*Material provided:*
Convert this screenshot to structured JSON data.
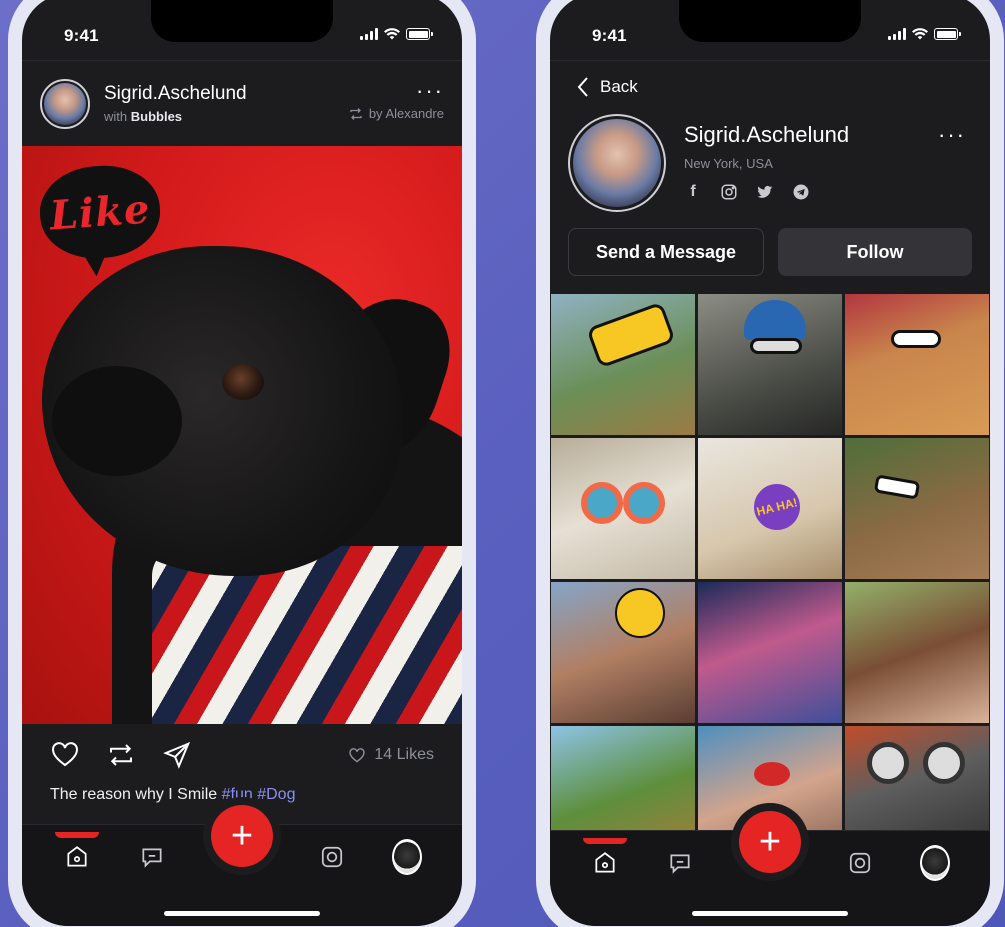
{
  "status": {
    "time": "9:41"
  },
  "feed": {
    "user": "Sigrid.Aschelund",
    "with_prefix": "with",
    "with_name": "Bubbles",
    "repost_by": "by Alexandre",
    "sticker_text": "Like",
    "likes": "14 Likes",
    "caption_text": "The reason why I Smile",
    "caption_tags": "#fun #Dog"
  },
  "profile": {
    "back_label": "Back",
    "name": "Sigrid.Aschelund",
    "location": "New York, USA",
    "send_message": "Send a Message",
    "follow": "Follow",
    "socials": [
      "facebook-icon",
      "instagram-icon",
      "twitter-icon",
      "telegram-icon"
    ],
    "gallery": [
      "giraffe-with-sunglasses",
      "gorilla-with-helmet",
      "dog-with-sunglasses",
      "sheep-with-glasses",
      "llama-ha-ha-sticker",
      "monkey-with-glasses",
      "boys-with-emoji",
      "girl-eating",
      "cow-tongue",
      "giraffe-leaves",
      "man-with-lips",
      "owl-goggles"
    ],
    "ha_sticker": "HA HA!"
  },
  "tabs": [
    "home-icon",
    "chat-icon",
    "add-icon",
    "instagram-icon",
    "profile-avatar"
  ],
  "colors": {
    "accent": "#e42524",
    "bg": "#1c1c1f",
    "tag": "#8a8ff0"
  }
}
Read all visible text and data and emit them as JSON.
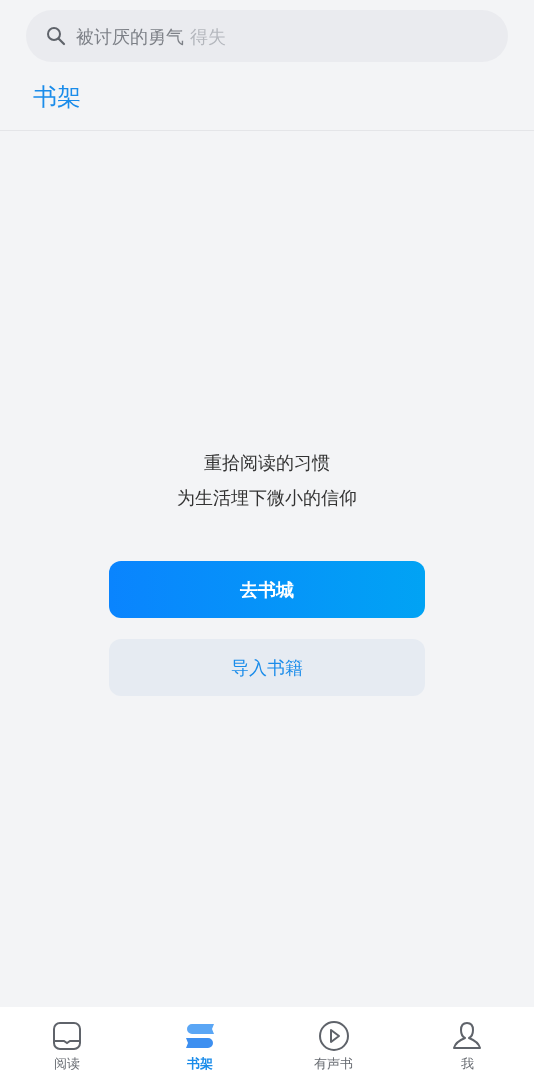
{
  "search": {
    "placeholder": "被讨厌的勇气",
    "fading_text": "得失"
  },
  "title": "书架",
  "empty_message": [
    "重拾阅读的习惯",
    "为生活埋下微小的信仰"
  ],
  "buttons": [
    {
      "label": "去书城",
      "kind": "primary"
    },
    {
      "label": "导入书籍",
      "kind": "secondary"
    }
  ],
  "tabs": [
    {
      "label": "阅读",
      "selected": false
    },
    {
      "label": "书架",
      "selected": true
    },
    {
      "label": "有声书",
      "selected": false
    },
    {
      "label": "我",
      "selected": false
    }
  ]
}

*What is needed:* Retype all entries exactly as they appear, dropping the images.

*Exercise response:*
Convert this screenshot to structured JSON data.
{
  "status": {
    "time": "9:41"
  },
  "feed": {
    "user": "Sigrid.Aschelund",
    "with_prefix": "with",
    "with_name": "Bubbles",
    "repost_by": "by Alexandre",
    "sticker_text": "Like",
    "likes": "14 Likes",
    "caption_text": "The reason why I Smile",
    "caption_tags": "#fun #Dog"
  },
  "profile": {
    "back_label": "Back",
    "name": "Sigrid.Aschelund",
    "location": "New York, USA",
    "send_message": "Send a Message",
    "follow": "Follow",
    "socials": [
      "facebook-icon",
      "instagram-icon",
      "twitter-icon",
      "telegram-icon"
    ],
    "gallery": [
      "giraffe-with-sunglasses",
      "gorilla-with-helmet",
      "dog-with-sunglasses",
      "sheep-with-glasses",
      "llama-ha-ha-sticker",
      "monkey-with-glasses",
      "boys-with-emoji",
      "girl-eating",
      "cow-tongue",
      "giraffe-leaves",
      "man-with-lips",
      "owl-goggles"
    ],
    "ha_sticker": "HA HA!"
  },
  "tabs": [
    "home-icon",
    "chat-icon",
    "add-icon",
    "instagram-icon",
    "profile-avatar"
  ],
  "colors": {
    "accent": "#e42524",
    "bg": "#1c1c1f",
    "tag": "#8a8ff0"
  }
}
Read all visible text and data and emit them as JSON.
{
  "search": {
    "placeholder": "被讨厌的勇气",
    "fading_text": "得失"
  },
  "title": "书架",
  "empty_message": [
    "重拾阅读的习惯",
    "为生活埋下微小的信仰"
  ],
  "buttons": [
    {
      "label": "去书城",
      "kind": "primary"
    },
    {
      "label": "导入书籍",
      "kind": "secondary"
    }
  ],
  "tabs": [
    {
      "label": "阅读",
      "selected": false
    },
    {
      "label": "书架",
      "selected": true
    },
    {
      "label": "有声书",
      "selected": false
    },
    {
      "label": "我",
      "selected": false
    }
  ]
}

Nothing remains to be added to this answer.